> [DIRECTIONS]
Show each line that has the string "screenshot" in it.

•••••

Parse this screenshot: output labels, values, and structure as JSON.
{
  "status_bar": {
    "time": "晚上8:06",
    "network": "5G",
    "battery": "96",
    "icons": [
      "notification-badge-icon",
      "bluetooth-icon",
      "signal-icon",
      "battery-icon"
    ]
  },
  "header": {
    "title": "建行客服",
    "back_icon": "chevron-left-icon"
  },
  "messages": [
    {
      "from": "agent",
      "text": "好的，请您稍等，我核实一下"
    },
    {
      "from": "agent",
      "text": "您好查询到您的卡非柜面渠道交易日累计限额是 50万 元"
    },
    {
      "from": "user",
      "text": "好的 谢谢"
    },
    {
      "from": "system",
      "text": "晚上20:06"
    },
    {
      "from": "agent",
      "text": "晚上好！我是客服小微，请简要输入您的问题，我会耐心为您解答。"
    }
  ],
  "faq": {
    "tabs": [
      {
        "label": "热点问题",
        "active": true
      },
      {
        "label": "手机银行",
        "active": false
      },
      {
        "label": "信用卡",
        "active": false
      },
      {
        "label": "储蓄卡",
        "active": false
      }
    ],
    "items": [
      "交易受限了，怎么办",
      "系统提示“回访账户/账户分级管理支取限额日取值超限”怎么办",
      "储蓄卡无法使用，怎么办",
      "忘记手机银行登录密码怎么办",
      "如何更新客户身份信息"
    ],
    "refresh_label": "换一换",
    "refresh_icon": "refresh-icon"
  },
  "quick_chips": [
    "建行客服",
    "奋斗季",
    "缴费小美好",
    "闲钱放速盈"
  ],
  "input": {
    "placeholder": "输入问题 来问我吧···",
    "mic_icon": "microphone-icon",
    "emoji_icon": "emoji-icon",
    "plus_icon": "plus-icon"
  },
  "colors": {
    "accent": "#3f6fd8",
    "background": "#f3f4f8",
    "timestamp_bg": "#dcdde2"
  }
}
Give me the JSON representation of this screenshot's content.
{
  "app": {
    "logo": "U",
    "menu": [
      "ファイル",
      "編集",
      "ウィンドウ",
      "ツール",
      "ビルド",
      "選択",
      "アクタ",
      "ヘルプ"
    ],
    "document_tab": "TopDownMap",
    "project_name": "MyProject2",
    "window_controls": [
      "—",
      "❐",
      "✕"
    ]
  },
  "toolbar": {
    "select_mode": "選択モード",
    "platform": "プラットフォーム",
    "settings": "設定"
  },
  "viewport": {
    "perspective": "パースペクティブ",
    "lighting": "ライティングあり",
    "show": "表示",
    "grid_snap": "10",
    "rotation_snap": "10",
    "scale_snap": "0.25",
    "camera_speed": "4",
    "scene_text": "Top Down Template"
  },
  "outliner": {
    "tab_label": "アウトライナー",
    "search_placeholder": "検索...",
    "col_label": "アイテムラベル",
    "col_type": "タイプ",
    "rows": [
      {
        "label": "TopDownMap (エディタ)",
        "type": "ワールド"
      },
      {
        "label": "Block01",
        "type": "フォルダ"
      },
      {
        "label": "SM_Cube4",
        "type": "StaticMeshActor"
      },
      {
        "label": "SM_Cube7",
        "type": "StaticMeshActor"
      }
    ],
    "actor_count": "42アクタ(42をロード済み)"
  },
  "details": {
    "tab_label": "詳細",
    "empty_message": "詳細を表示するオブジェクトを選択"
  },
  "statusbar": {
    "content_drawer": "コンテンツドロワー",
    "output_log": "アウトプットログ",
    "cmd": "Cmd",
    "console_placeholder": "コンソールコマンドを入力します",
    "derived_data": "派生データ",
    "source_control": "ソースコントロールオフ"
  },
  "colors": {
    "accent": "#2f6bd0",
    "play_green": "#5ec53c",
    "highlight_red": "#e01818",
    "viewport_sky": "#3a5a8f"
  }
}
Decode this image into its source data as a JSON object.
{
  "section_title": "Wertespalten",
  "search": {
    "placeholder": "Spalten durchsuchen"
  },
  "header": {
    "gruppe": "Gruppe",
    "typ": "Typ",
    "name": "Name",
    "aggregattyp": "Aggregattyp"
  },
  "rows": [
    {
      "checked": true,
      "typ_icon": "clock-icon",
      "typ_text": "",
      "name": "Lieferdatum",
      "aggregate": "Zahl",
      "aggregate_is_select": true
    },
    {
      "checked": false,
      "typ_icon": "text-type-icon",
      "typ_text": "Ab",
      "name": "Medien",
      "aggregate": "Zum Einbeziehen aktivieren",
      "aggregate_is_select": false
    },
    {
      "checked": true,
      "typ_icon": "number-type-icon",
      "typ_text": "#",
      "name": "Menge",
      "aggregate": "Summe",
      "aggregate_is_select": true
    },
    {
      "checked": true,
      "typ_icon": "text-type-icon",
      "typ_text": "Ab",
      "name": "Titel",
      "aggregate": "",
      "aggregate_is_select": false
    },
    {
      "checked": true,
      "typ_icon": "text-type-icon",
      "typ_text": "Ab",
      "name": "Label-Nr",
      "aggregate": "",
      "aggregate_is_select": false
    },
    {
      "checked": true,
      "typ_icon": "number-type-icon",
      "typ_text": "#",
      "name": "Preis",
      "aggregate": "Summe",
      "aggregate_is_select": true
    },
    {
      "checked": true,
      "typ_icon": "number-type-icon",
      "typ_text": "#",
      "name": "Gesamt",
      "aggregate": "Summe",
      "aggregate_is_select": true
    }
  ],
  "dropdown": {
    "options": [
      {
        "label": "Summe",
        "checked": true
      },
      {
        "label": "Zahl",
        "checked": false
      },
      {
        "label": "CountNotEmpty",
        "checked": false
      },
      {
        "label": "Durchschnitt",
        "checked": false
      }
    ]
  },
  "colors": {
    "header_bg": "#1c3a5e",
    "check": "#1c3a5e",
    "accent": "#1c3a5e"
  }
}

•••••

> [RESULT OF THIS EXERCISE]
Parse this screenshot: output labels, values, and structure as JSON.
Give me the JSON representation of this screenshot's content.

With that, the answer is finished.